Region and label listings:
#####
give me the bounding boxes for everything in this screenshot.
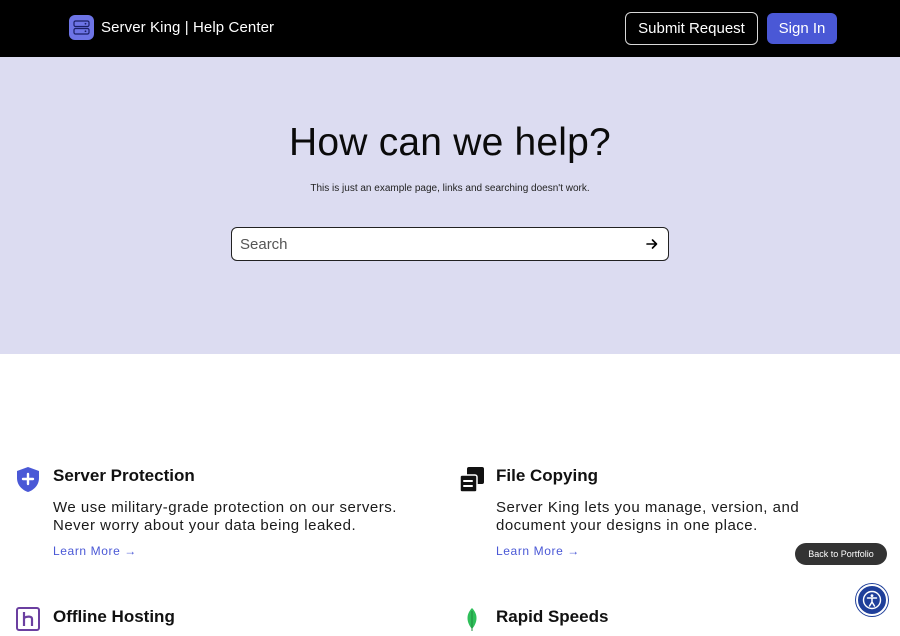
shield-plus-icon — [16, 466, 40, 498]
learn-more-link[interactable]: Learn More → — [496, 544, 580, 558]
feature-title: File Copying — [496, 466, 598, 485]
back-to-portfolio-button[interactable]: Back to Portfolio — [795, 543, 887, 565]
sign-in-button[interactable]: Sign In — [767, 13, 837, 44]
brand[interactable]: Server King | Help Center — [69, 14, 274, 40]
learn-more-link[interactable]: Learn More → — [53, 544, 137, 558]
page-title: How can we help? — [289, 121, 611, 164]
heroku-icon — [16, 607, 40, 636]
accessibility-icon[interactable] — [856, 584, 888, 616]
copy-files-icon — [459, 466, 485, 498]
feature-title: Rapid Speeds — [496, 607, 609, 626]
arrow-right-icon[interactable] — [644, 236, 660, 252]
top-navbar: Server King | Help Center Submit Request… — [0, 0, 900, 57]
hero-section: How can we help? This is just an example… — [0, 57, 900, 354]
search-bar — [231, 227, 669, 261]
feature-description: We use military-grade protection on our … — [53, 499, 397, 534]
brand-title: Server King | Help Center — [101, 18, 275, 36]
example-note: This is just an example page, links and … — [310, 183, 590, 194]
server-icon — [69, 14, 94, 40]
feature-title: Offline Hosting — [53, 607, 175, 626]
leaf-icon — [459, 607, 483, 636]
feature-description: Server King lets you manage, version, an… — [496, 499, 800, 534]
feature-title: Server Protection — [53, 466, 195, 485]
submit-request-button[interactable]: Submit Request — [625, 12, 758, 45]
search-input[interactable] — [238, 229, 628, 259]
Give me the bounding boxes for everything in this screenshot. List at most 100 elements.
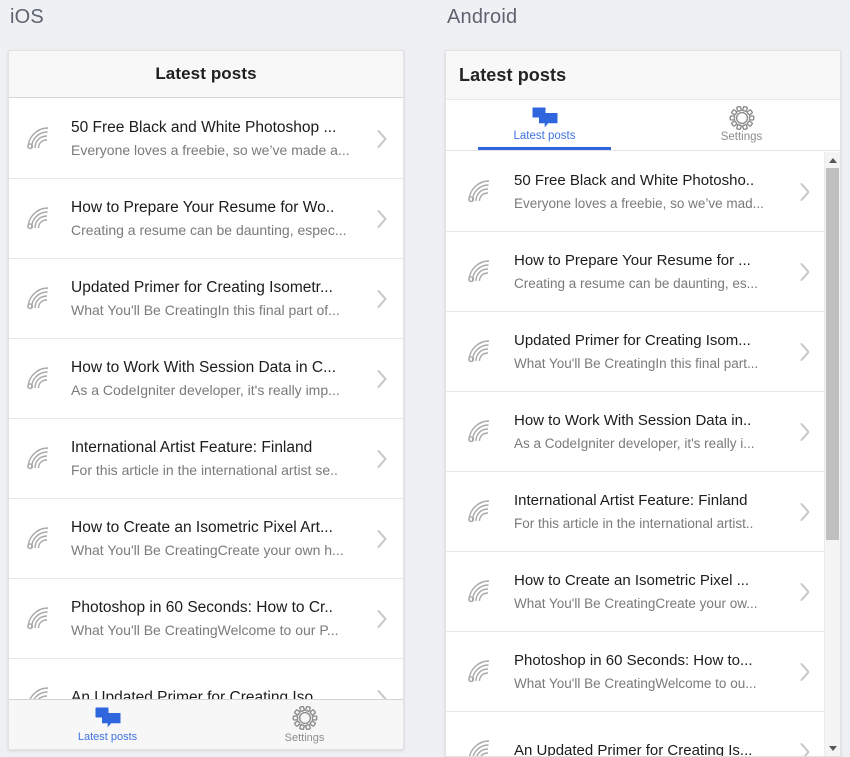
#####
#### PROBLEM STATEMENT
Can you update the listing so that every "feature-title" becomes "section-heading", with everything else unchanged and the pictures left out?

#### WRITTEN SOLUTION
give me the bounding boxes for everything in this screenshot.
shield-plus-icon — [16, 466, 40, 498]
learn-more-link[interactable]: Learn More → — [496, 544, 580, 558]
section-heading: File Copying — [496, 466, 598, 485]
back-to-portfolio-button[interactable]: Back to Portfolio — [795, 543, 887, 565]
sign-in-button[interactable]: Sign In — [767, 13, 837, 44]
brand[interactable]: Server King | Help Center — [69, 14, 274, 40]
learn-more-link[interactable]: Learn More → — [53, 544, 137, 558]
page-title: How can we help? — [289, 121, 611, 164]
heroku-icon — [16, 607, 40, 636]
accessibility-icon[interactable] — [856, 584, 888, 616]
copy-files-icon — [459, 466, 485, 498]
section-heading: Rapid Speeds — [496, 607, 609, 626]
arrow-right-icon[interactable] — [644, 236, 660, 252]
top-navbar: Server King | Help Center Submit Request… — [0, 0, 900, 57]
hero-section: How can we help? This is just an example… — [0, 57, 900, 354]
search-bar — [231, 227, 669, 261]
feature-description: We use military-grade protection on our … — [53, 499, 397, 534]
brand-title: Server King | Help Center — [101, 18, 275, 36]
example-note: This is just an example page, links and … — [310, 183, 590, 194]
server-icon — [69, 14, 94, 40]
section-heading: Offline Hosting — [53, 607, 175, 626]
leaf-icon — [459, 607, 483, 636]
feature-description: Server King lets you manage, version, an… — [496, 499, 800, 534]
section-heading: Server Protection — [53, 466, 195, 485]
submit-request-button[interactable]: Submit Request — [625, 12, 758, 45]
search-input[interactable] — [238, 229, 628, 259]
Give me the bounding boxes for everything in this screenshot. List at most 100 elements.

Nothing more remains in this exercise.